**JOB**
For the material that follows, list every line containing the word "faites".
Begin
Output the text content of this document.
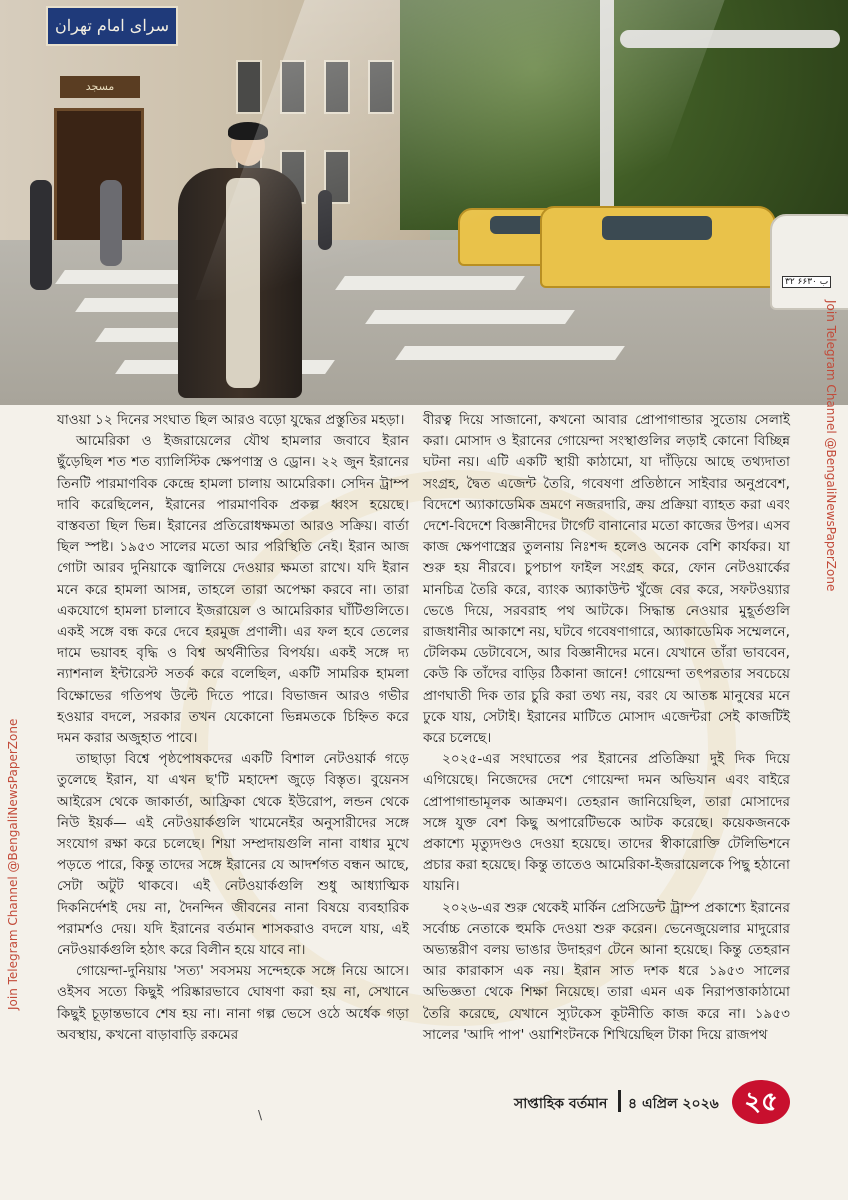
سرای امام تهران
مسجد
۳۲ ب ۶۶۳۰
Join Telegram Channel @BengaliNewsPaperZone
Join Telegram Channel @BengaliNewsPaperZone

যাওয়া ১২ দিনের সংঘাত ছিল আরও বড়ো যুদ্ধের প্রস্তুতির মহড়া।

আমেরিকা ও ইজরায়েলের যৌথ হামলার জবাবে ইরান ছুঁড়েছিল শত শত ব্যালিস্টিক ক্ষেপণাস্ত্র ও ড্রোন। ২২ জুন ইরানের তিনটি পারমাণবিক কেন্দ্রে হামলা চালায় আমেরিকা। সেদিন ট্রাম্প দাবি করেছিলেন, ইরানের পারমাণবিক প্রকল্প ধ্বংস হয়েছে। বাস্তবতা ছিল ভিন্ন। ইরানের প্রতিরোধক্ষমতা আরও সক্রিয়। বার্তা ছিল স্পষ্ট। ১৯৫৩ সালের মতো আর পরিস্থিতি নেই। ইরান আজ গোটা আরব দুনিয়াকে জ্বালিয়ে দেওয়ার ক্ষমতা রাখে। যদি ইরান মনে করে হামলা আসন্ন, তাহলে তারা অপেক্ষা করবে না। তারা একযোগে হামলা চালাবে ইজরায়েল ও আমেরিকার ঘাঁটিগুলিতে। একই সঙ্গে বন্ধ করে দেবে হরমুজ প্রণালী। এর ফল হবে তেলের দামে ভয়াবহ বৃদ্ধি ও বিশ্ব অর্থনীতির বিপর্যয়। একই সঙ্গে দ্য ন্যাশনাল ইন্টারেস্ট সতর্ক করে বলেছিল, একটি সামরিক হামলা বিক্ষোভের গতিপথ উল্টে দিতে পারে। বিভাজন আরও গভীর হওয়ার বদলে, সরকার তখন যেকোনো ভিন্নমতকে চিহ্নিত করে দমন করার অজুহাত পাবে।

তাছাড়া বিশ্বে পৃষ্ঠপোষকদের একটি বিশাল নেটওয়ার্ক গড়ে তুলেছে ইরান, যা এখন ছ'টি মহাদেশ জুড়ে বিস্তৃত। বুয়েনস আইরেস থেকে জাকার্তা, আফ্রিকা থেকে ইউরোপ, লন্ডন থেকে নিউ ইয়র্ক— এই নেটওয়ার্কগুলি খামেনেইর অনুসারীদের সঙ্গে সংযোগ রক্ষা করে চলেছে। শিয়া সম্প্রদায়গুলি নানা বাধার মুখে পড়তে পারে, কিন্তু তাদের সঙ্গে ইরানের যে আদর্শগত বন্ধন আছে, সেটা অটুট থাকবে। এই নেটওয়ার্কগুলি শুধু আধ্যাত্মিক দিকনির্দেশই দেয় না, দৈনন্দিন জীবনের নানা বিষয়ে ব্যবহারিক পরামর্শও দেয়। যদি ইরানের বর্তমান শাসকরাও বদলে যায়, এই নেটওয়ার্কগুলি হঠাৎ করে বিলীন হয়ে যাবে না।

গোয়েন্দা-দুনিয়ায় 'সত্য' সবসময় সন্দেহকে সঙ্গে নিয়ে আসে। ওইসব সত্যে কিছুই পরিষ্কারভাবে ঘোষণা করা হয় না, সেখানে কিছুই চূড়ান্তভাবে শেষ হয় না। নানা গল্প ভেসে ওঠে অর্ধেক গড়া অবস্থায়, কখনো বাড়াবাড়ি রকমের

বীরত্ব দিয়ে সাজানো, কখনো আবার প্রোপাগান্ডার সুতোয় সেলাই করা। মোসাদ ও ইরানের গোয়েন্দা সংস্থাগুলির লড়াই কোনো বিচ্ছিন্ন ঘটনা নয়। এটি একটি স্থায়ী কাঠামো, যা দাঁড়িয়ে আছে তথ্যদাতা সংগ্রহ, দ্বৈত এজেন্ট তৈরি, গবেষণা প্রতিষ্ঠানে সাইবার অনুপ্রবেশ, বিদেশে অ্যাকাডেমিক ভ্রমণে নজরদারি, ক্রয় প্রক্রিয়া ব্যাহত করা এবং দেশে-বিদেশে বিজ্ঞানীদের টার্গেট বানানোর মতো কাজের উপর। এসব কাজ ক্ষেপণাস্ত্রের তুলনায় নিঃশব্দ হলেও অনেক বেশি কার্যকর। যা শুরু হয় নীরবে। চুপচাপ ফাইল সংগ্রহ করে, ফোন নেটওয়ার্কের মানচিত্র তৈরি করে, ব্যাংক অ্যাকাউন্ট খুঁজে বের করে, সফটওয়্যার ভেঙে দিয়ে, সরবরাহ পথ আটকে। সিদ্ধান্ত নেওয়ার মুহূর্তগুলি রাজধানীর আকাশে নয়, ঘটবে গবেষণাগারে, অ্যাকাডেমিক সম্মেলনে, টেলিকম ডেটাবেসে, আর বিজ্ঞানীদের মনে। যেখানে তাঁরা ভাববেন, কেউ কি তাঁদের বাড়ির ঠিকানা জানে! গোয়েন্দা তৎপরতার সবচেয়ে প্রাণঘাতী দিক তার চুরি করা তথ্য নয়, বরং যে আতঙ্ক মানুষের মনে ঢুকে যায়, সেটাই। ইরানের মাটিতে মোসাদ এজেন্টরা সেই কাজটিই করে চলেছে।

২০২৫-এর সংঘাতের পর ইরানের প্রতিক্রিয়া দুই দিক দিয়ে এগিয়েছে। নিজেদের দেশে গোয়েন্দা দমন অভিযান এবং বাইরে প্রোপাগান্ডামূলক আক্রমণ। তেহরান জানিয়েছিল, তারা মোসাদের সঙ্গে যুক্ত বেশ কিছু অপারেটিভকে আটক করেছে। কয়েকজনকে প্রকাশ্যে মৃত্যুদণ্ডও দেওয়া হয়েছে। তাদের স্বীকারোক্তি টেলিভিশনে প্রচার করা হয়েছে। কিন্তু তাতেও আমেরিকা-ইজরায়েলকে পিছু হঠানো যায়নি।

২০২৬-এর শুরু থেকেই মার্কিন প্রেসিডেন্ট ট্রাম্প প্রকাশ্যে ইরানের সর্বোচ্চ নেতাকে হুমকি দেওয়া শুরু করেন। ভেনেজুয়েলার মাদুরোর অভ্যন্তরীণ বলয় ভাঙার উদাহরণ টেনে আনা হয়েছে। কিন্তু তেহরান আর কারাকাস এক নয়। ইরান সাত দশক ধরে ১৯৫৩ সালের অভিজ্ঞতা থেকে শিক্ষা নিয়েছে। তারা এমন এক নিরাপত্তাকাঠামো তৈরি করেছে, যেখানে স্যুটকেস কূটনীতি কাজ করে না। ১৯৫৩ সালের 'আদি পাপ' ওয়াশিংটনকে শিখিয়েছিল টাকা দিয়ে রাজপথ

সাপ্তাহিক বর্তমান ৪ এপ্রিল ২০২৬ ২৫
\
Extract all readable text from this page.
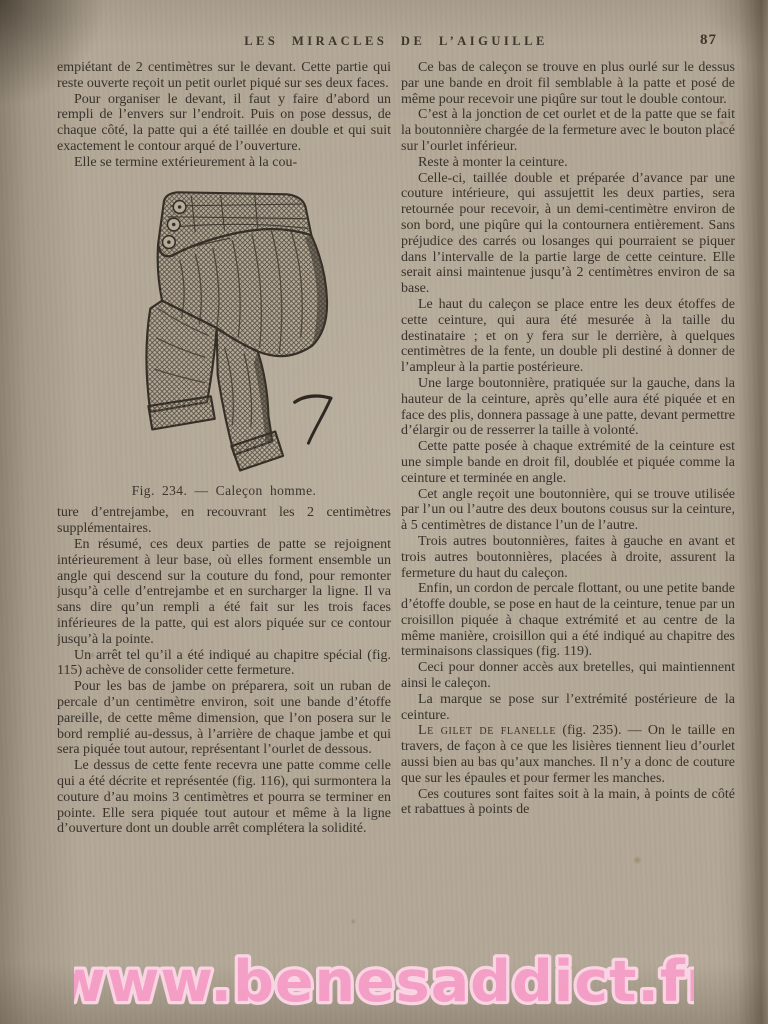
LES MIRACLES DE L’AIGUILLE	87

empiétant de 2 centimètres sur le devant. Cette partie qui reste ouverte reçoit un petit ourlet piqué sur ses deux faces.

Pour organiser le devant, il faut y faire d’abord un rempli de l’envers sur l’endroit. Puis on pose dessus, de chaque côté, la patte qui a été taillée en double et qui suit exactement le contour arqué de l’ouverture.

Elle se termine extérieurement à la cou-

Fig. 234. — Caleçon homme.

ture d’entrejambe, en recouvrant les 2 centimètres supplémentaires.

En résumé, ces deux parties de patte se rejoignent intérieurement à leur base, où elles forment ensemble un angle qui descend sur la couture du fond, pour remonter jusqu’à celle d’entrejambe et en surcharger la ligne. Il va sans dire qu’un rempli a été fait sur les trois faces inférieures de la patte, qui est alors piquée sur ce contour jusqu’à la pointe.

Un arrêt tel qu’il a été indiqué au chapitre spécial (fig. 115) achève de consolider cette fermeture.

Pour les bas de jambe on préparera, soit un ruban de percale d’un centimètre environ, soit une bande d’étoffe pareille, de cette même dimension, que l’on posera sur le bord remplié au-dessus, à l’arrière de chaque jambe et qui sera piquée tout autour, représentant l’ourlet de dessous.

Le dessus de cette fente recevra une patte comme celle qui a été décrite et représentée (fig. 116), qui surmontera la couture d’au moins 3 centimètres et pourra se terminer en pointe. Elle sera piquée tout autour et même à la ligne d’ouverture dont un double arrêt complétera la solidité.

Ce bas de caleçon se trouve en plus ourlé sur le dessus par une bande en droit fil semblable à la patte et posé de même pour recevoir une piqûre sur tout le double contour.

C’est à la jonction de cet ourlet et de la patte que se fait la boutonnière chargée de la fermeture avec le bouton placé sur l’ourlet inférieur.

Reste à monter la ceinture.

Celle-ci, taillée double et préparée d’avance par une couture intérieure, qui assujettit les deux parties, sera retournée pour recevoir, à un demi-centimètre environ de son bord, une piqûre qui la contournera entièrement. Sans préjudice des carrés ou losanges qui pourraient se piquer dans l’intervalle de la partie large de cette ceinture. Elle serait ainsi maintenue jusqu’à 2 centimètres environ de sa base.

Le haut du caleçon se place entre les deux étoffes de cette ceinture, qui aura été mesurée à la taille du destinataire ; et on y fera sur le derrière, à quelques centimètres de la fente, un double pli destiné à donner de l’ampleur à la partie postérieure.

Une large boutonnière, pratiquée sur la gauche, dans la hauteur de la ceinture, après qu’elle aura été piquée et en face des plis, donnera passage à une patte, devant permettre d’élargir ou de resserrer la taille à volonté.

Cette patte posée à chaque extrémité de la ceinture est une simple bande en droit fil, doublée et piquée comme la ceinture et terminée en angle.

Cet angle reçoit une boutonnière, qui se trouve utilisée par l’un ou l’autre des deux boutons cousus sur la ceinture, à 5 centimètres de distance l’un de l’autre.

Trois autres boutonnières, faites à gauche en avant et trois autres boutonnières, placées à droite, assurent la fermeture du haut du caleçon.

Enfin, un cordon de percale flottant, ou une petite bande d’étoffe double, se pose en haut de la ceinture, tenue par un croisillon piquée à chaque extrémité et au centre de la même manière, croisillon qui a été indiqué au chapitre des terminaisons classiques (fig. 119).

Ceci pour donner accès aux bretelles, qui maintiennent ainsi le caleçon.

La marque se pose sur l’extrémité postérieure de la ceinture.

Le gilet de flanelle (fig. 235). — On le taille en travers, de façon à ce que les lisières tiennent lieu d’ourlet aussi bien au bas qu’aux manches. Il n’y a donc de couture que sur les épaules et pour fermer les manches.

Ces coutures sont faites soit à la main, à points de côté et rabattues à points de

www.benesaddict.fr
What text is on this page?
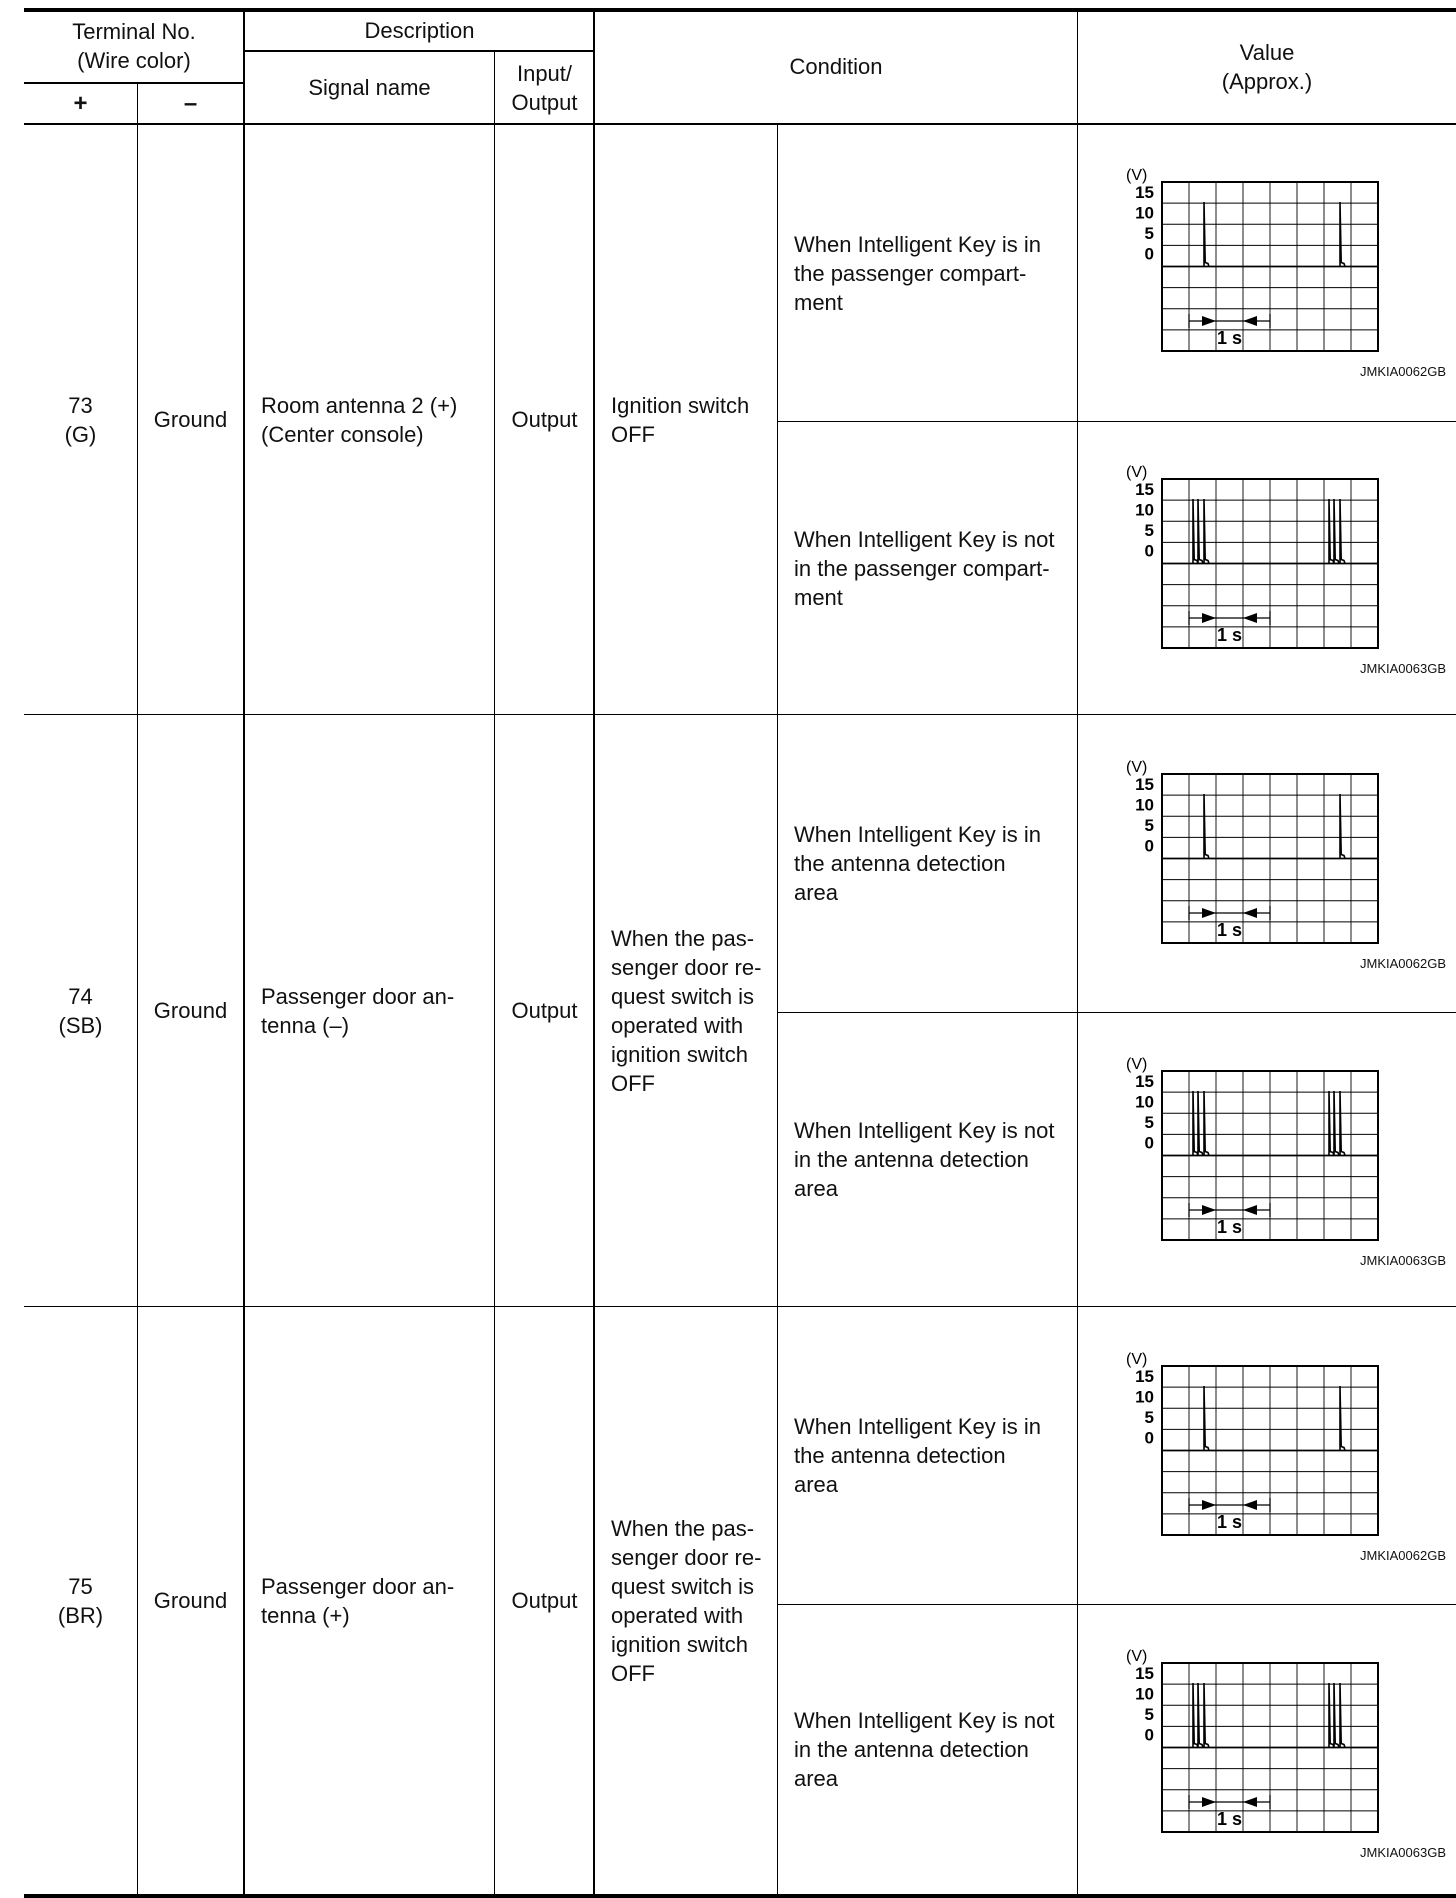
Terminal No.
(Wire color)
+	–
Description
Signal name
Input/
Output
Condition
Value
(Approx.)
73
(G)
Ground
Room antenna 2 (+)
(Center console)
Output
Ignition switch
OFF
When Intelligent Key is in
the passenger compart-
ment
When Intelligent Key is not
in the passenger compart-
ment
74
(SB)
Ground
Passenger door an-
tenna (–)
Output
When the pas-
senger door re-
quest switch is
operated with
ignition switch
OFF
When Intelligent Key is in
the antenna detection
area
When Intelligent Key is not
in the antenna detection
area
75
(BR)
Ground
Passenger door an-
tenna (+)
Output
When the pas-
senger door re-
quest switch is
operated with
ignition switch
OFF
When Intelligent Key is in
the antenna detection
area
When Intelligent Key is not
in the antenna detection
area
(V)
15
10
5
0
1 s
JMKIA0062GB
(V)
15
10
5
0
1 s
JMKIA0063GB
(V)
15
10
5
0
1 s
JMKIA0062GB
(V)
15
10
5
0
1 s
JMKIA0063GB
(V)
15
10
5
0
1 s
JMKIA0062GB
(V)
15
10
5
0
1 s
JMKIA0063GB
End
**ANSWER FOR THE TASK**
Trois autres boutonnières, faites à gauche en avant et trois autres boutonnières, placées à droite, assurent la fermeture du haut du caleçon.
Ces coutures sont faites soit à la main, à points de côté et rabattues à points de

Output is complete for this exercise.